* Stated task *
Wherever the string "Throws" occurs in a line of these records, report that line.
+ + + + + + +
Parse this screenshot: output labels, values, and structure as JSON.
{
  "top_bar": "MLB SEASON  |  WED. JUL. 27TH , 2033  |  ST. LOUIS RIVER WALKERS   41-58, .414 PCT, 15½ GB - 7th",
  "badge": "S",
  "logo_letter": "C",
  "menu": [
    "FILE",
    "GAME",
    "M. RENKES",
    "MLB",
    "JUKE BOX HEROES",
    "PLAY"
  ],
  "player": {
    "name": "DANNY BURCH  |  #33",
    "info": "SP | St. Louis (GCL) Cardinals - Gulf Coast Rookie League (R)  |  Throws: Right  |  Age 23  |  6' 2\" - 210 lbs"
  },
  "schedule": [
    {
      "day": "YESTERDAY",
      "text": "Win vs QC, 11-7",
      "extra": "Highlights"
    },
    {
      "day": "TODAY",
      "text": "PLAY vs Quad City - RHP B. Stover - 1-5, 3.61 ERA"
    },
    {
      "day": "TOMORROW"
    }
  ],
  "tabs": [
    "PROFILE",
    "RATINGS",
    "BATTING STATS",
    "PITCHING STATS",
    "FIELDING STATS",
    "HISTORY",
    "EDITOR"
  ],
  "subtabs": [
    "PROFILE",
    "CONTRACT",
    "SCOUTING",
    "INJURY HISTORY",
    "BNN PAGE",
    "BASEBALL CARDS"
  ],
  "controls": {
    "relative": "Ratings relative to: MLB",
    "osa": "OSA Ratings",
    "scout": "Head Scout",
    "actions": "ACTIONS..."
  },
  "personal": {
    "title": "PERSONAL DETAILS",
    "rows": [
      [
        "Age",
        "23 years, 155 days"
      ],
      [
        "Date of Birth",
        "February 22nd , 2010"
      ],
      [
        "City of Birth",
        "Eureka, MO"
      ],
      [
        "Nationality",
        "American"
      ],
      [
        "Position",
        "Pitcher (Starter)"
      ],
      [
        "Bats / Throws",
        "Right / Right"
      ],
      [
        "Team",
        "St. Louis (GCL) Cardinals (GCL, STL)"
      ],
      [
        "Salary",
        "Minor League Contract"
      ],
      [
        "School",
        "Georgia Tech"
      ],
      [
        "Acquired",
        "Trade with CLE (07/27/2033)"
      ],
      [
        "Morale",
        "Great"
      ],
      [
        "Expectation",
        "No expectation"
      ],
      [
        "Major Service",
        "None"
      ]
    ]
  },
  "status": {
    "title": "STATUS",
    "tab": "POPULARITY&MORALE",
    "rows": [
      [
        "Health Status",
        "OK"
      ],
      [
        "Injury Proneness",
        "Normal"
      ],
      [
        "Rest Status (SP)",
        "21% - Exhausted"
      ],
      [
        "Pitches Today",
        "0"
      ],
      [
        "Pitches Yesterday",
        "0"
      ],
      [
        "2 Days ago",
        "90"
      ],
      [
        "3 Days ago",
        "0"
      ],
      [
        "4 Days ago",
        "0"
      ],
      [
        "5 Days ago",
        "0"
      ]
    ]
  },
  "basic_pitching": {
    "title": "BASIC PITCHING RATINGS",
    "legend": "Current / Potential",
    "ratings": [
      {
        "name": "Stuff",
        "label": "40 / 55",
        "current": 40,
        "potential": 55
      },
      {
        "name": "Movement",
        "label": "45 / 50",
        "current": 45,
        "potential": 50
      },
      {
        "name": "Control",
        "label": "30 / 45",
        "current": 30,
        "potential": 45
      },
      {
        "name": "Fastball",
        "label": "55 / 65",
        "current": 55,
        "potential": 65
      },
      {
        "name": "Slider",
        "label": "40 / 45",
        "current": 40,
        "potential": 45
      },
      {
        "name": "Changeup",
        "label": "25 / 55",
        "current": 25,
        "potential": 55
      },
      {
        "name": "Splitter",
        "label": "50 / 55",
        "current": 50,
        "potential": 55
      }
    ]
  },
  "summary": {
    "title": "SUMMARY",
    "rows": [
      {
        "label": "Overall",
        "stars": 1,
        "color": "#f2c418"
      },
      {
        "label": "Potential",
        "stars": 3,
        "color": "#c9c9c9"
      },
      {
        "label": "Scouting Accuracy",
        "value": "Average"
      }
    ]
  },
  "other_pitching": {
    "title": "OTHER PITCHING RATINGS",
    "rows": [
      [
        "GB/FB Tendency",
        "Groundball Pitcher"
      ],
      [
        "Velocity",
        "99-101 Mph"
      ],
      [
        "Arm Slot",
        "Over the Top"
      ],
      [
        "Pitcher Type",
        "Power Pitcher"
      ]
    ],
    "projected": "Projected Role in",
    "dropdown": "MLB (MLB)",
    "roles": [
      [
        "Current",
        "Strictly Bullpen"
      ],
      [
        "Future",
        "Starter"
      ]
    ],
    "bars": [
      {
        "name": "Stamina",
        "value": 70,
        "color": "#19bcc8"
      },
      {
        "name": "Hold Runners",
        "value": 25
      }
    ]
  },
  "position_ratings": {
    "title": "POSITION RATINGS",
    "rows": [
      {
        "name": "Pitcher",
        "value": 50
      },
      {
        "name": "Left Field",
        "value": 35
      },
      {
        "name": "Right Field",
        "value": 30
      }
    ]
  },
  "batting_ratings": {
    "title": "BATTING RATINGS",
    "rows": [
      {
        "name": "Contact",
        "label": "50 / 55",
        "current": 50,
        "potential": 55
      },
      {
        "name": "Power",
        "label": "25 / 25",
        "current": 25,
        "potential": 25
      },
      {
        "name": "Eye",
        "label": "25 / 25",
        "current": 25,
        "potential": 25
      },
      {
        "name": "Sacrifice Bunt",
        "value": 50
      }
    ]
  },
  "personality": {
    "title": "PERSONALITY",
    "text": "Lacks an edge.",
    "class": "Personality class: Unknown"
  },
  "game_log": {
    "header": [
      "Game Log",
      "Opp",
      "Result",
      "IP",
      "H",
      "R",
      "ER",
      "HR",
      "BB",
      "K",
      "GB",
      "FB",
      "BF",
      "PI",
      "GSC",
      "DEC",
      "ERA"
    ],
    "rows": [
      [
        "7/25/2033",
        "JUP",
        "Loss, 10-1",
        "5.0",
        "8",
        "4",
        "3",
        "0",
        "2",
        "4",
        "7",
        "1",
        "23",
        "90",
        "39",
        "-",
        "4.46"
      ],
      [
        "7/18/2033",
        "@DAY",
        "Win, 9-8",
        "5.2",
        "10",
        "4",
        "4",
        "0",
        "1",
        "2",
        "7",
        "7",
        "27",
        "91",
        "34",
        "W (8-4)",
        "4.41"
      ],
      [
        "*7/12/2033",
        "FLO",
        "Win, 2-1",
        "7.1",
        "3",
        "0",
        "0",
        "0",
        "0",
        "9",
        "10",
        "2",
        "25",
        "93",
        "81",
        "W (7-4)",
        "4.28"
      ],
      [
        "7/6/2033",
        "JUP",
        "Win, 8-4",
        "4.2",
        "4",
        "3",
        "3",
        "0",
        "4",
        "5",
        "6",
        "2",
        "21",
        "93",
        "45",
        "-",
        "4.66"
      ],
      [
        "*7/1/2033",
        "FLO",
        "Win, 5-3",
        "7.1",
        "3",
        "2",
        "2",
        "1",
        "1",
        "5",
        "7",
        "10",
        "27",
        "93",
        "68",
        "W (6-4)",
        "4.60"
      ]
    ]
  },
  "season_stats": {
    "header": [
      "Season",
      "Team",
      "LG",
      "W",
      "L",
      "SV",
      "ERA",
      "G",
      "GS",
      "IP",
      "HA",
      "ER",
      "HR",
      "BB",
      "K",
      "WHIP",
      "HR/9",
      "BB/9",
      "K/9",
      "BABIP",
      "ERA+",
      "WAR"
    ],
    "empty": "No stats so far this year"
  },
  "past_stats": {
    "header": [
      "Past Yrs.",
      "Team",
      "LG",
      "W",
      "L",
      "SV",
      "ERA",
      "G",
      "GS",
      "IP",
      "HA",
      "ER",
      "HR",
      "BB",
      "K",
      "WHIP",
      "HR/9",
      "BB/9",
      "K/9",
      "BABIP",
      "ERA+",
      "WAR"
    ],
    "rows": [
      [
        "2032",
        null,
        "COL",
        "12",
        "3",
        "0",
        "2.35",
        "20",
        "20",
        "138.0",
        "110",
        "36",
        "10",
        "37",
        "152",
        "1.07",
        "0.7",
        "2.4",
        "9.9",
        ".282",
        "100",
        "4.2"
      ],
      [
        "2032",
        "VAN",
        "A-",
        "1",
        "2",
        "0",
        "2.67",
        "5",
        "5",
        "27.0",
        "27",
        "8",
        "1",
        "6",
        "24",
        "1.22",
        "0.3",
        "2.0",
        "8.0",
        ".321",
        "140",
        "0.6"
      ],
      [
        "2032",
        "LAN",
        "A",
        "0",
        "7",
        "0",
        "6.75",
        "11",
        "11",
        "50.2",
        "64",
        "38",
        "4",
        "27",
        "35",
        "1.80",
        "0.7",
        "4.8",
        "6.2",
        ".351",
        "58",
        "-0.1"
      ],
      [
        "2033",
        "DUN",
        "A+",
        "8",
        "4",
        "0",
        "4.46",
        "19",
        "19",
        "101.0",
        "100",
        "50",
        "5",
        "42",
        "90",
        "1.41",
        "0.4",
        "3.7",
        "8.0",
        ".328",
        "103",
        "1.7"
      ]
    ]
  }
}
+ + + + + + +
* Solution to the exercise *
    "info": "SP | St. Louis (GCL) Cardinals - Gulf Coast Rookie League (R)  |  Throws: Right  |  Age 23  |  6' 2\" - 210 lbs"
        "Bats / Throws",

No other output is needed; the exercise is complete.